> [Records shown]:
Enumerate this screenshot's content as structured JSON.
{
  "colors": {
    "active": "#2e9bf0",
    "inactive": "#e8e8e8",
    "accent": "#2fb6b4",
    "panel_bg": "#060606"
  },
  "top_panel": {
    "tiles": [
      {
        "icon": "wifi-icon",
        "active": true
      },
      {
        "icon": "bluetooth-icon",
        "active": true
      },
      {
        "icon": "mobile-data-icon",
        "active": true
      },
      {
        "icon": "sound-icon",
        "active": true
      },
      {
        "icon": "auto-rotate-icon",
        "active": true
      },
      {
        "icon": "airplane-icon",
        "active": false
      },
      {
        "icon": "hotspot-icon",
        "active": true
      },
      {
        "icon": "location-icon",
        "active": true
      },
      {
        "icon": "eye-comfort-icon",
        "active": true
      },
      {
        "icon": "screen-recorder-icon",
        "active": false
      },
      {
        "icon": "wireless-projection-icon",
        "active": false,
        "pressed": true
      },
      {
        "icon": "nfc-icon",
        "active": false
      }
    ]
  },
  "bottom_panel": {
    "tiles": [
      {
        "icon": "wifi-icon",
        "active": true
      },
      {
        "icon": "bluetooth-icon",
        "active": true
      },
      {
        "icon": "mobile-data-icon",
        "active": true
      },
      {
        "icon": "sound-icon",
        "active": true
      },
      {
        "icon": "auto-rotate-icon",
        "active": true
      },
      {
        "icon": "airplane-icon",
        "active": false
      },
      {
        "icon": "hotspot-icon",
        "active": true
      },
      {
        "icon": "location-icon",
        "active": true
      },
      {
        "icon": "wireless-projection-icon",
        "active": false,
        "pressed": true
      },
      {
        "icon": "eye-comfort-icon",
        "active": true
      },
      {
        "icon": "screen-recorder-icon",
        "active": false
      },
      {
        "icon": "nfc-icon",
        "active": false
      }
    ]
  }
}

> [Aim of the task]: Retype all the material above precisely, with no line left out.

> [Task result]:
Enumerate this screenshot's content as structured JSON.
{
  "colors": {
    "active": "#2e9bf0",
    "inactive": "#e8e8e8",
    "accent": "#2fb6b4",
    "panel_bg": "#060606"
  },
  "top_panel": {
    "tiles": [
      {
        "icon": "wifi-icon",
        "active": true
      },
      {
        "icon": "bluetooth-icon",
        "active": true
      },
      {
        "icon": "mobile-data-icon",
        "active": true
      },
      {
        "icon": "sound-icon",
        "active": true
      },
      {
        "icon": "auto-rotate-icon",
        "active": true
      },
      {
        "icon": "airplane-icon",
        "active": false
      },
      {
        "icon": "hotspot-icon",
        "active": true
      },
      {
        "icon": "location-icon",
        "active": true
      },
      {
        "icon": "eye-comfort-icon",
        "active": true
      },
      {
        "icon": "screen-recorder-icon",
        "active": false
      },
      {
        "icon": "wireless-projection-icon",
        "active": false,
        "pressed": true
      },
      {
        "icon": "nfc-icon",
        "active": false
      }
    ]
  },
  "bottom_panel": {
    "tiles": [
      {
        "icon": "wifi-icon",
        "active": true
      },
      {
        "icon": "bluetooth-icon",
        "active": true
      },
      {
        "icon": "mobile-data-icon",
        "active": true
      },
      {
        "icon": "sound-icon",
        "active": true
      },
      {
        "icon": "auto-rotate-icon",
        "active": true
      },
      {
        "icon": "airplane-icon",
        "active": false
      },
      {
        "icon": "hotspot-icon",
        "active": true
      },
      {
        "icon": "location-icon",
        "active": true
      },
      {
        "icon": "wireless-projection-icon",
        "active": false,
        "pressed": true
      },
      {
        "icon": "eye-comfort-icon",
        "active": true
      },
      {
        "icon": "screen-recorder-icon",
        "active": false
      },
      {
        "icon": "nfc-icon",
        "active": false
      }
    ]
  }
}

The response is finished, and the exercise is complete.